Short problem:
Leaving out the pictures, retype all the material exactly.

Extracted records:
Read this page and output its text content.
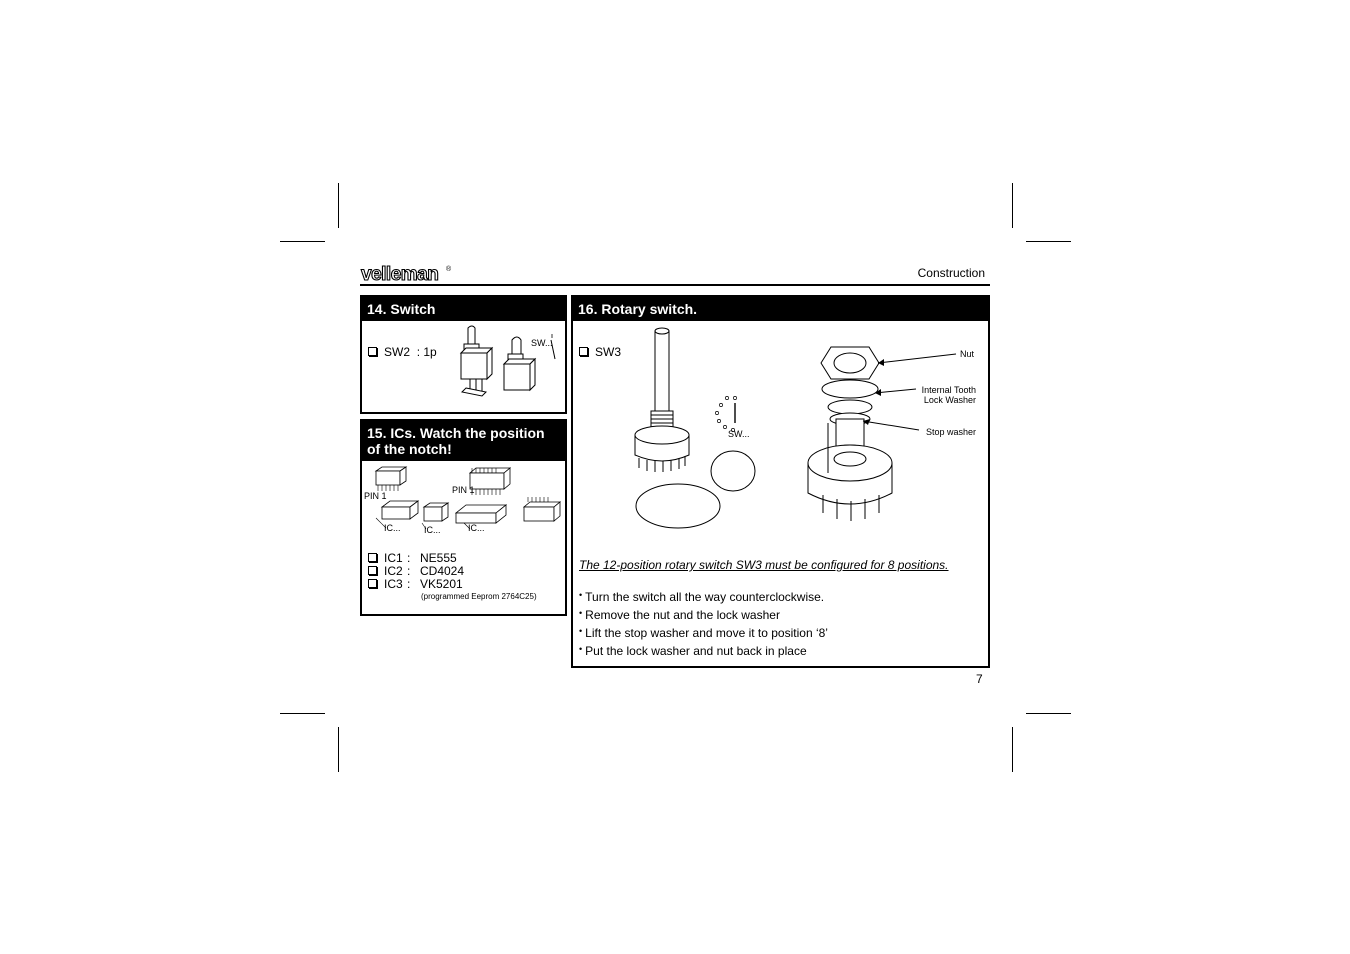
velleman ®	Construction
14. Switch
SW2 : 1p
SW...
15. ICs. Watch the position
of the notch!
PIN 1
PIN 1
IC...	IC...	IC...
IC1 : NE555
IC2 : CD4024
IC3 : VK5201
(programmed Eeprom 2764C25)
16. Rotary switch.
SW3
SW...
Nut
Internal Tooth
Lock Washer
Stop washer
The 12-position rotary switch SW3 must be configured for 8 positions.
• Turn the switch all the way counterclockwise.
• Remove the nut and the lock washer
• Lift the stop washer and move it to position ‘8’
• Put the lock washer and nut back in place
7
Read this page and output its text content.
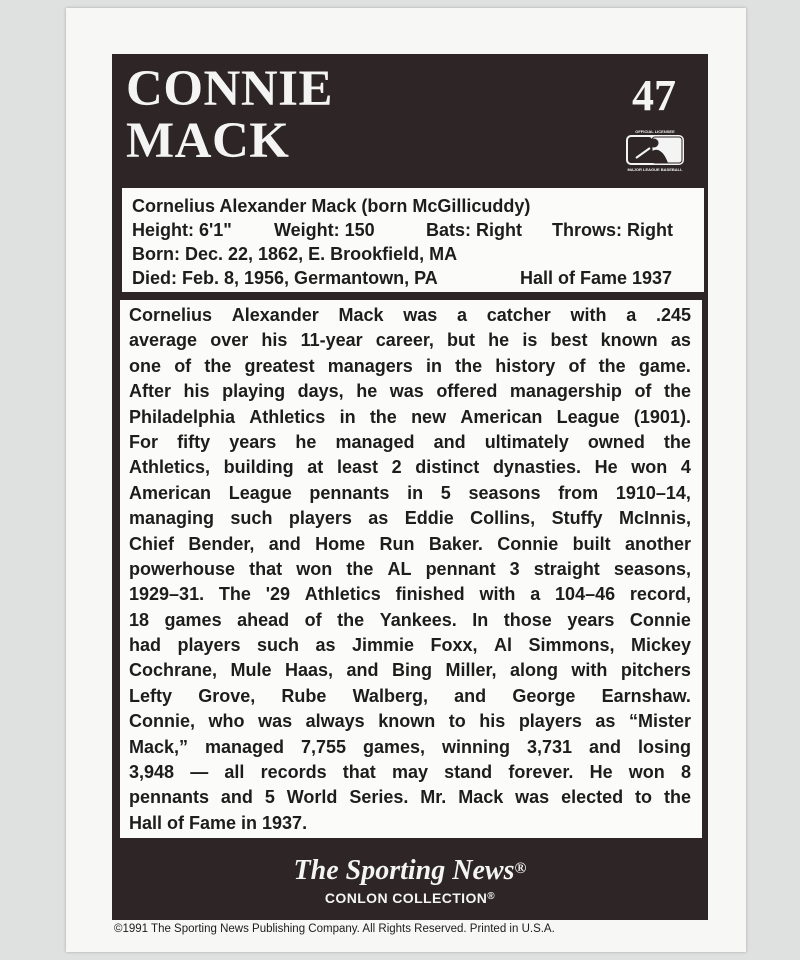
CONNIE
MACK
47
OFFICIAL LICENSEE
MAJOR LEAGUE BASEBALL
Cornelius Alexander Mack (born McGillicuddy)
Height: 6'1" Weight: 150	Bats: Right Throws: Right
Born: Dec. 22, 1862, E. Brookfield, MA
Died: Feb. 8, 1956, Germantown, PA	Hall of Fame 1937
Cornelius Alexander Mack was a catcher with a .245
average over his 11-year career, but he is best known as
one of the greatest managers in the history of the game.
After his playing days, he was offered managership of the
Philadelphia Athletics in the new American League (1901).
For fifty years he managed and ultimately owned the
Athletics, building at least 2 distinct dynasties. He won 4
American League pennants in 5 seasons from 1910–14,
managing such players as Eddie Collins, Stuffy McInnis,
Chief Bender, and Home Run Baker. Connie built another
powerhouse that won the AL pennant 3 straight seasons,
1929–31. The '29 Athletics finished with a 104–46 record,
18 games ahead of the Yankees. In those years Connie
had players such as Jimmie Foxx, Al Simmons, Mickey
Cochrane, Mule Haas, and Bing Miller, along with pitchers
Lefty Grove, Rube Walberg, and George Earnshaw.
Connie, who was always known to his players as “Mister
Mack,” managed 7,755 games, winning 3,731 and losing
3,948 — all records that may stand forever. He won 8
pennants and 5 World Series. Mr. Mack was elected to the
Hall of Fame in 1937.
The Sporting News®
CONLON COLLECTION®
©1991 The Sporting News Publishing Company. All Rights Reserved. Printed in U.S.A.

Answer in full:
Read this page and output its text content.
velleman ®	Construction
14. Switch
SW2 : 1p
SW...
15. ICs. Watch the position
of the notch!
PIN 1
PIN 1
IC...	IC...	IC...
IC1 : NE555
IC2 : CD4024
IC3 : VK5201
(programmed Eeprom 2764C25)
16. Rotary switch.
SW3
SW...
Nut
Internal Tooth
Lock Washer
Stop washer
The 12-position rotary switch SW3 must be configured for 8 positions.
• Turn the switch all the way counterclockwise.
• Remove the nut and the lock washer
• Lift the stop washer and move it to position ‘8’
• Put the lock washer and nut back in place
7
Read this page and output its text content.
CONNIE
MACK
47
OFFICIAL LICENSEE
MAJOR LEAGUE BASEBALL
Cornelius Alexander Mack (born McGillicuddy)
Height: 6'1" Weight: 150	Bats: Right Throws: Right
Born: Dec. 22, 1862, E. Brookfield, MA
Died: Feb. 8, 1956, Germantown, PA	Hall of Fame 1937
Cornelius Alexander Mack was a catcher with a .245
average over his 11-year career, but he is best known as
one of the greatest managers in the history of the game.
After his playing days, he was offered managership of the
Philadelphia Athletics in the new American League (1901).
For fifty years he managed and ultimately owned the
Athletics, building at least 2 distinct dynasties. He won 4
American League pennants in 5 seasons from 1910–14,
managing such players as Eddie Collins, Stuffy McInnis,
Chief Bender, and Home Run Baker. Connie built another
powerhouse that won the AL pennant 3 straight seasons,
1929–31. The '29 Athletics finished with a 104–46 record,
18 games ahead of the Yankees. In those years Connie
had players such as Jimmie Foxx, Al Simmons, Mickey
Cochrane, Mule Haas, and Bing Miller, along with pitchers
Lefty Grove, Rube Walberg, and George Earnshaw.
Connie, who was always known to his players as “Mister
Mack,” managed 7,755 games, winning 3,731 and losing
3,948 — all records that may stand forever. He won 8
pennants and 5 World Series. Mr. Mack was elected to the
Hall of Fame in 1937.
The Sporting News®
CONLON COLLECTION®
©1991 The Sporting News Publishing Company. All Rights Reserved. Printed in U.S.A.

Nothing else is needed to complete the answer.